_Reading passage:_
[START]

In Feature Engineering and Selection: A Practical Approach for Predictive Models Kuhn and Johnson mention (chapter 7) that random forest can be used to detect interaction between variables, e.g. x1*x2.

My question is. Can random forest be used to detect squared terms x1^2. If so, how would you do that?


1 Answer 1


Indeed it can. Here are some simulated data with a squared relationship between the predictor and the response, and the fit from a Random Forest:

rf fit

R code:

nn <- 1e4
xx <- runif(nn)
yy <- xx^2+rnorm(nn,0,0.1)


model <- randomForest(yy~xx)

xx_pred <- seq(0,1,by=.01)

As to how the RF does this: remember that it is just a collection of classification and regression trees. Each separate tree (based on a bootstrap sample of the data, and a subset of predictors) will use a different cutoff of the predictor and output a different value for the response for low vs. high predictor values. On average, the fitted reponse for high predictor values will deviate more from the average than for low predictor values, and thus model the nonlinear relationship.

There are also RF implementations that fit linear models on the predictor in the leaves. These can of course also model nonlinearities, by fitting different slopes for different values of the predictor.

[END]

_Data rows:_
[START]

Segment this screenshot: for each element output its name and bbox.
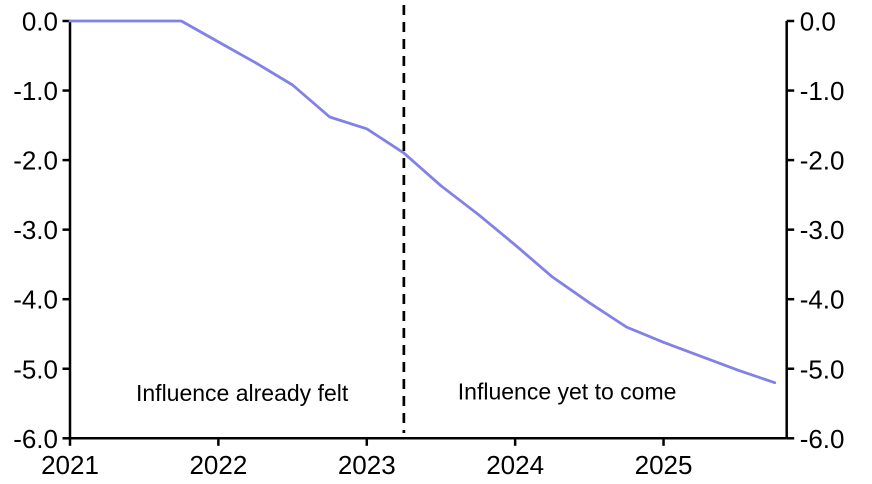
y-tick-label-left: -1.0 — [13, 76, 58, 106]
y-tick-label-left: -6.0 — [13, 424, 58, 454]
y-tick-label-right: -5.0 — [800, 354, 845, 384]
y-tick-label-left: -4.0 — [13, 285, 58, 315]
y-tick-label-left: -2.0 — [13, 146, 58, 176]
y-tick-label-left: 0.0 — [22, 7, 58, 37]
y-tick-label-right: -2.0 — [800, 146, 845, 176]
x-tick-label: 2025 — [635, 450, 693, 480]
x-tick-label: 2024 — [486, 450, 544, 480]
y-tick-label-left: -5.0 — [13, 354, 58, 384]
y-tick-label-right: -6.0 — [800, 424, 845, 454]
y-tick-label-right: -3.0 — [800, 215, 845, 245]
x-tick-label: 2022 — [189, 450, 247, 480]
y-tick-label-right: 0.0 — [800, 7, 836, 37]
x-tick-label: 2023 — [338, 450, 396, 480]
annotation-influence-already-felt: Influence already felt — [136, 380, 349, 406]
y-tick-label-right: -1.0 — [800, 76, 845, 106]
y-tick-label-right: -4.0 — [800, 285, 845, 315]
y-tick-label-left: -3.0 — [13, 215, 58, 245]
x-tick-label: 2021 — [41, 450, 99, 480]
annotation-influence-yet-to-come: Influence yet to come — [458, 379, 677, 405]
influence-data-line — [68, 19, 777, 385]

[END]

_Objectives:_
- A) Answer these questions about the random forest discussion, one line each, please:
(i) Which chapter of Kuhn and Johnson's book is mentioned?
(ii) What is each separate tree in a random forest based on?
(iii) What do some random forest implementations fit on the predictor in the leaves?
- B) Name every function called in the R code of the random forest discussion.

_Outputs by task:_
- A)
(i) Chapter 7
(ii) A bootstrap sample of the data and a subset of predictors
(iii) Linear models

- B) runif, rnorm, randomForest, seq